Start of DATASET

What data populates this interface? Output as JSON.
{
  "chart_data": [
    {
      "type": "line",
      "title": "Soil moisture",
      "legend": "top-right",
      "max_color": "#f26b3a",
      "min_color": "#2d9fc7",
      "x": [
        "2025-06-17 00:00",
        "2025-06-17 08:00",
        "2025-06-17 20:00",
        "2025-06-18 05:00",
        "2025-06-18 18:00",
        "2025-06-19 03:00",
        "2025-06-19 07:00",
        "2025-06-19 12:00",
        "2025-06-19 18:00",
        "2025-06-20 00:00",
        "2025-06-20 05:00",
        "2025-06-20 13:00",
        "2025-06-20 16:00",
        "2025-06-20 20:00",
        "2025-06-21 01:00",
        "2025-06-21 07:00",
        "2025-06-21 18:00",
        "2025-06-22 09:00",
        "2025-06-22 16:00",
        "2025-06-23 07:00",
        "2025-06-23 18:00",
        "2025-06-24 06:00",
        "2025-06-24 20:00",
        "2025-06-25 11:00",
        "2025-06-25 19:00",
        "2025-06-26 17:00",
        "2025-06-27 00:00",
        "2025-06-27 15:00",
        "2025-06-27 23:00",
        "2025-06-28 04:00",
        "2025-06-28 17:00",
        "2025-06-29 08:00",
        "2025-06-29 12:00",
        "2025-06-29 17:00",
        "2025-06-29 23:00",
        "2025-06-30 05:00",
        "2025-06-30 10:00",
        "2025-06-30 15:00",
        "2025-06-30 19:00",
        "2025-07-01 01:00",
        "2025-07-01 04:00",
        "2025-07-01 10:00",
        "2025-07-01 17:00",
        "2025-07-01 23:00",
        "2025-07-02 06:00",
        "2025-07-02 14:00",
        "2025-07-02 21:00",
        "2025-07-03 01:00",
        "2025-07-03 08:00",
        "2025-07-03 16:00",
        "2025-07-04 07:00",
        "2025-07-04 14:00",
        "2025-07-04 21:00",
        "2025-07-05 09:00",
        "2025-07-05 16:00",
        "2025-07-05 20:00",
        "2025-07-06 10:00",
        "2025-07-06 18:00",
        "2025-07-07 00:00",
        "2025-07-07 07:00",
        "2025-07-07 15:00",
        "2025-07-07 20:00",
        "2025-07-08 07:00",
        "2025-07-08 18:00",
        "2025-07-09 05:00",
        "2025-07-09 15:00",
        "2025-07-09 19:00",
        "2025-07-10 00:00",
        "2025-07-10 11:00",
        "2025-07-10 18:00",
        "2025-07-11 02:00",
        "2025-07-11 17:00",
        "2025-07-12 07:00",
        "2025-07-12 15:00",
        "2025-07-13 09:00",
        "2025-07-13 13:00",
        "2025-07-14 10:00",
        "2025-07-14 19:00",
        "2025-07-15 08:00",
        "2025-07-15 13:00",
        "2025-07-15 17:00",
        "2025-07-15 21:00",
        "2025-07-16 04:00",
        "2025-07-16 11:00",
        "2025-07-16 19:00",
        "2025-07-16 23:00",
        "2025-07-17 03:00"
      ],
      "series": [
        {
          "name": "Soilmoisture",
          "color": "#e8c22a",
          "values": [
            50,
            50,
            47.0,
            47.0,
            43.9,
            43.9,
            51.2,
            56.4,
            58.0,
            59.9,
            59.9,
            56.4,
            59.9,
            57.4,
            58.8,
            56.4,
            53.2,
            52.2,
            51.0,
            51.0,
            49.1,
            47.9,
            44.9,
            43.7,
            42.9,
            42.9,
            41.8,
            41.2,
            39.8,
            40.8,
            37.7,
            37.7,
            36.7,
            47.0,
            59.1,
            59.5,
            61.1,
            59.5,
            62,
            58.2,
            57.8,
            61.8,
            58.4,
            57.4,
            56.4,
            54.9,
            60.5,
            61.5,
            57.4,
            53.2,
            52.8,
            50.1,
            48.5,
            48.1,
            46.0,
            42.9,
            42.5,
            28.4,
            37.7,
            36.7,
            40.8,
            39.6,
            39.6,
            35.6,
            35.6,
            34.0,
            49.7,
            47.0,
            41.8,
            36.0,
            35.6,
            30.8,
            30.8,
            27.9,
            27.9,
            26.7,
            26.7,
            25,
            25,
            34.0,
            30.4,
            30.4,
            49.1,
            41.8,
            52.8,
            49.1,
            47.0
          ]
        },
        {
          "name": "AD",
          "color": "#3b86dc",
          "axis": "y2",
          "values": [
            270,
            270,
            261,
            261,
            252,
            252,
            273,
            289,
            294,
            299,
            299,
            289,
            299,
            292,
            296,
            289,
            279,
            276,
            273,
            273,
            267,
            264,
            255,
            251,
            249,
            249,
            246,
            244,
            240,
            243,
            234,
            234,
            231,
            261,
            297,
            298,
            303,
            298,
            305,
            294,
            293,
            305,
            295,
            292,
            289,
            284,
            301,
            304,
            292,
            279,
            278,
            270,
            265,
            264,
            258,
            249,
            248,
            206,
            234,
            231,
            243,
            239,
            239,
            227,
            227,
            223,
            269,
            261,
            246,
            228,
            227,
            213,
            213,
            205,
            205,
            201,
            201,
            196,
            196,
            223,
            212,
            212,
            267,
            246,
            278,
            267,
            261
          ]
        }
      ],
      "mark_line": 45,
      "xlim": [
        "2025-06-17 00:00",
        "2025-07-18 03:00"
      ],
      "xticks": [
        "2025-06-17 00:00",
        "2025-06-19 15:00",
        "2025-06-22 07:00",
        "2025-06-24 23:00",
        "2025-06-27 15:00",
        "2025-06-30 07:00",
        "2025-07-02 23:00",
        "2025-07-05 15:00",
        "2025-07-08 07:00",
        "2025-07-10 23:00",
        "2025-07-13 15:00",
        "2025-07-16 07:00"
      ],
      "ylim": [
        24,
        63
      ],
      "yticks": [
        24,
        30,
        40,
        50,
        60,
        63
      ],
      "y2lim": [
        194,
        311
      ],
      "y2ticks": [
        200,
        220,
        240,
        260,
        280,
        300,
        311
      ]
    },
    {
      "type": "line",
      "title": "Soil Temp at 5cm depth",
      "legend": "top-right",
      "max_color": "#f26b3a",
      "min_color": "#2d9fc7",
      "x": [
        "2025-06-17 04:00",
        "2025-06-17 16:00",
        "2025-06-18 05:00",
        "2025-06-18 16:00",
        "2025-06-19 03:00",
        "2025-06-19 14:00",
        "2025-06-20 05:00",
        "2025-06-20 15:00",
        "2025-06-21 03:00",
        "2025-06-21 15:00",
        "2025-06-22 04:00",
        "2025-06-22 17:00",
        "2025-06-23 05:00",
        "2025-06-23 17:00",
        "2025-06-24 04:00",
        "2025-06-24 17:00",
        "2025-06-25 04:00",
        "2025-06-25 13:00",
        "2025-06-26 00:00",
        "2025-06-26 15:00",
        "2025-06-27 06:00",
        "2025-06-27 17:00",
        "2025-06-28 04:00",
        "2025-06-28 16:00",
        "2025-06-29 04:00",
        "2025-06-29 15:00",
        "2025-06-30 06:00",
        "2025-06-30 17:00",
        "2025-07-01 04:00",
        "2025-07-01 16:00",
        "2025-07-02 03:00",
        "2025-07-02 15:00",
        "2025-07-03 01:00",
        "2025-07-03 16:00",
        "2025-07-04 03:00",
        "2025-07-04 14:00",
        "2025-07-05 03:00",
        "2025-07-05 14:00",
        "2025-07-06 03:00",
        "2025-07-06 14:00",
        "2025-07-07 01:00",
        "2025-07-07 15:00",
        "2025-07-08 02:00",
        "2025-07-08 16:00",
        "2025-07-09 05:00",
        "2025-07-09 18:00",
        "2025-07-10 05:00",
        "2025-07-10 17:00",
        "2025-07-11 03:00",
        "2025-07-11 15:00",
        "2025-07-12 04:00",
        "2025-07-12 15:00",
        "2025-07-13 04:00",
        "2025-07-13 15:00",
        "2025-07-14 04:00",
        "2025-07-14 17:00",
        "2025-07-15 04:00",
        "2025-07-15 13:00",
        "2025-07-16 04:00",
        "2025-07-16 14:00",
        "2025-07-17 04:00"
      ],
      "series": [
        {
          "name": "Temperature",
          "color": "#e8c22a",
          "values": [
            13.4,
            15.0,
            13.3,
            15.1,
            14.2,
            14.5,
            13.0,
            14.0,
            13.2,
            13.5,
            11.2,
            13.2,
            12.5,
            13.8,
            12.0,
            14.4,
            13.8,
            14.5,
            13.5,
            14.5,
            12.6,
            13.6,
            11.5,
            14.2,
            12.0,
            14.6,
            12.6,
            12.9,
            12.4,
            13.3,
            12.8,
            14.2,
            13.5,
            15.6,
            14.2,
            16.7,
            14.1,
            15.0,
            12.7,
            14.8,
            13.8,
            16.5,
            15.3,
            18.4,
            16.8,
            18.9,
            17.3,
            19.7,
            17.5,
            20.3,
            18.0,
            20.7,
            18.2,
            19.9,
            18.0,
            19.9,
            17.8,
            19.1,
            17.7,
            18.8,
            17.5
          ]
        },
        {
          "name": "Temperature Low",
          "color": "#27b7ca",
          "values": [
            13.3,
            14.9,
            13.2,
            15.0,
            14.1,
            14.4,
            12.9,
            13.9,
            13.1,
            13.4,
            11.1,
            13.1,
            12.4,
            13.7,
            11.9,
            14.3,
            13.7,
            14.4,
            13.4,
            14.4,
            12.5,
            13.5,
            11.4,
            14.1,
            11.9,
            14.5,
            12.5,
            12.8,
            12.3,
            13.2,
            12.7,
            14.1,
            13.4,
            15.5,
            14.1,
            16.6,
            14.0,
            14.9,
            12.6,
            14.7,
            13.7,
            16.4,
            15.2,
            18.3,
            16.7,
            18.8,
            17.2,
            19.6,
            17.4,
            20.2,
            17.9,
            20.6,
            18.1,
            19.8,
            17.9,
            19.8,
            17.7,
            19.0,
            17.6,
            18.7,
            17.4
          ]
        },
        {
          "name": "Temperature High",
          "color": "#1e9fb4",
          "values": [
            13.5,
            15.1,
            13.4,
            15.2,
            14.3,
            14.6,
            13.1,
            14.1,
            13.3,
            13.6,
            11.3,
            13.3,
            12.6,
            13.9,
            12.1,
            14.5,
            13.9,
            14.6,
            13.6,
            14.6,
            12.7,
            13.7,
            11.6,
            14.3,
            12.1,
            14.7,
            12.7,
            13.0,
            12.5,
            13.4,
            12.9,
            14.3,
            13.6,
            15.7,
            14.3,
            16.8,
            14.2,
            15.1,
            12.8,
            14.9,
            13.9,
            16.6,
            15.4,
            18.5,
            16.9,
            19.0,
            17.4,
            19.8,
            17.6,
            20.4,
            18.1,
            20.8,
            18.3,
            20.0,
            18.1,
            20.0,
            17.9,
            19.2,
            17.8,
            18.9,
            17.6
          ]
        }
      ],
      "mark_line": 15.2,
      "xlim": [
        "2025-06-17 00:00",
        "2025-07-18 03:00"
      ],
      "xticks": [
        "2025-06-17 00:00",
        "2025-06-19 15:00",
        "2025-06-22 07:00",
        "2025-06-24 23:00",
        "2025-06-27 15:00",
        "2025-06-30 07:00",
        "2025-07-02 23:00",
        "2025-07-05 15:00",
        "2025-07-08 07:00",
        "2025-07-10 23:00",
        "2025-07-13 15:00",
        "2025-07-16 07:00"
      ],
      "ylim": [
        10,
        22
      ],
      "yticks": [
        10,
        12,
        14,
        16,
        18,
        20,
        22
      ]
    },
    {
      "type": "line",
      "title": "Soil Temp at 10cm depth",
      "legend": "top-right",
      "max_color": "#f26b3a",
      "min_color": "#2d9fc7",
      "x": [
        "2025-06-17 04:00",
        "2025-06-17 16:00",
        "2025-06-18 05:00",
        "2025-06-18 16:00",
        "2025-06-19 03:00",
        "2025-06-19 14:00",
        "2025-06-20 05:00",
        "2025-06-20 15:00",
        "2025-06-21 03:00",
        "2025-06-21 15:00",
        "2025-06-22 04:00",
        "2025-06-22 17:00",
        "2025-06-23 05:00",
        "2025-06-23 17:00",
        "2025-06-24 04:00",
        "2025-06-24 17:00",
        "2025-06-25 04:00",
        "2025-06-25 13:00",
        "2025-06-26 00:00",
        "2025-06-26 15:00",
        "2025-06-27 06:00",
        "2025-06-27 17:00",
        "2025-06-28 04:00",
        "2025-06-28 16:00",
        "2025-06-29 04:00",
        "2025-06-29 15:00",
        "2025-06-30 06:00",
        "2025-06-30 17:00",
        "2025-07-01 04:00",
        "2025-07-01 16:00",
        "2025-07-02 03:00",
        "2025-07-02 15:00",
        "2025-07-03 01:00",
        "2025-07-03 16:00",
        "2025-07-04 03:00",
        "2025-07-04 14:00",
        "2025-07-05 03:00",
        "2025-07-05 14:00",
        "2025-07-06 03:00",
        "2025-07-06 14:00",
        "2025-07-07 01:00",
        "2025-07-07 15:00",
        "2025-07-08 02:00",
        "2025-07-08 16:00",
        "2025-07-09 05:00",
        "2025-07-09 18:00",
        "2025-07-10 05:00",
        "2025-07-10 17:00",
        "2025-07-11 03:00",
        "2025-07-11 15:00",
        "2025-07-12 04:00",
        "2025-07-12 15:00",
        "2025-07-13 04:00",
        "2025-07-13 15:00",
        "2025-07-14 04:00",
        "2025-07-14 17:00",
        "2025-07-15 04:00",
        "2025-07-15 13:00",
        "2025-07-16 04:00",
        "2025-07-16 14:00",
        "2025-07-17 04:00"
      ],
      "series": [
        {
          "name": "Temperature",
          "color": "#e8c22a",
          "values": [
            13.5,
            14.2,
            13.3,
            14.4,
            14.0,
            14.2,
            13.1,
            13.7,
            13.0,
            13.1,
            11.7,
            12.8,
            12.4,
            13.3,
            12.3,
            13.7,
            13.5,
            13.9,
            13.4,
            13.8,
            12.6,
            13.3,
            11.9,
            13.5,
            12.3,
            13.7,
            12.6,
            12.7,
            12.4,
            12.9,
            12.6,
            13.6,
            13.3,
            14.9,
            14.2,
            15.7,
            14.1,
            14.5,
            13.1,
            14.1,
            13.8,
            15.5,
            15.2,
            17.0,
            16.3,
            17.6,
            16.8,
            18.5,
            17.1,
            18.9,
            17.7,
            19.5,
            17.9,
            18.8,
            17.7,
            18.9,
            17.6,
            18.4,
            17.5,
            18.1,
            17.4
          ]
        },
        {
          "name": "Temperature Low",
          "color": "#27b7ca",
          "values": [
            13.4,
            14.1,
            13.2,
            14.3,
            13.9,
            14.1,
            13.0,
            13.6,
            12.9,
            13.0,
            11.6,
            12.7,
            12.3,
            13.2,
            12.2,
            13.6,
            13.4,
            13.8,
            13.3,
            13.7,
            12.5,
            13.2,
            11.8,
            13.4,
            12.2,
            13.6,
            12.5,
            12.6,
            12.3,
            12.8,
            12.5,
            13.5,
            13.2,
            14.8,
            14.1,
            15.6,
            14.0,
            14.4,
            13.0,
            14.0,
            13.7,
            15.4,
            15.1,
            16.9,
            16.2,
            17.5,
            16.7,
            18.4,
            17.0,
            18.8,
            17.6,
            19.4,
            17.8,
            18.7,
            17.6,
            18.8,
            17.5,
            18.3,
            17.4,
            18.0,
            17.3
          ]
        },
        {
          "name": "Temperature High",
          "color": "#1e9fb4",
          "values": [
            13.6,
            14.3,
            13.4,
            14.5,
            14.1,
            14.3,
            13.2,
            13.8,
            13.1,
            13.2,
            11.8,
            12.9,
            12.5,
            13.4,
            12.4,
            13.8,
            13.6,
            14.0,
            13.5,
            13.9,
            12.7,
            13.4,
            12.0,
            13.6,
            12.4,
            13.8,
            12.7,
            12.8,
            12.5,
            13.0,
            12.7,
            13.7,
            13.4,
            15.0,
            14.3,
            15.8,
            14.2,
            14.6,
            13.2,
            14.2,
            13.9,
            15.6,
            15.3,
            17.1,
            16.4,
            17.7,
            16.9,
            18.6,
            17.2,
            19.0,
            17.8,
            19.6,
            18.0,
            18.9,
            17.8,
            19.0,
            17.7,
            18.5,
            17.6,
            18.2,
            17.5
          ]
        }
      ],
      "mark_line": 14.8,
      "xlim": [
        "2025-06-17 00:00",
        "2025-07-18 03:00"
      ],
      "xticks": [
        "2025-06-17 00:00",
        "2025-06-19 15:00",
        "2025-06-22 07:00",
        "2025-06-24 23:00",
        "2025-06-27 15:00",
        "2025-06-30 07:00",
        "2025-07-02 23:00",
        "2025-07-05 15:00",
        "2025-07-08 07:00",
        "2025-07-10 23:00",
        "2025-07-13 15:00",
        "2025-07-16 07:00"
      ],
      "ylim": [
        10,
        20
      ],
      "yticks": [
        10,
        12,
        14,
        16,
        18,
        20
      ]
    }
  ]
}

End of DATASET

BRIEF
State the count of lines that contain the string "title". Nothing else is needed.

OUTPUT FOR THIS TASK
3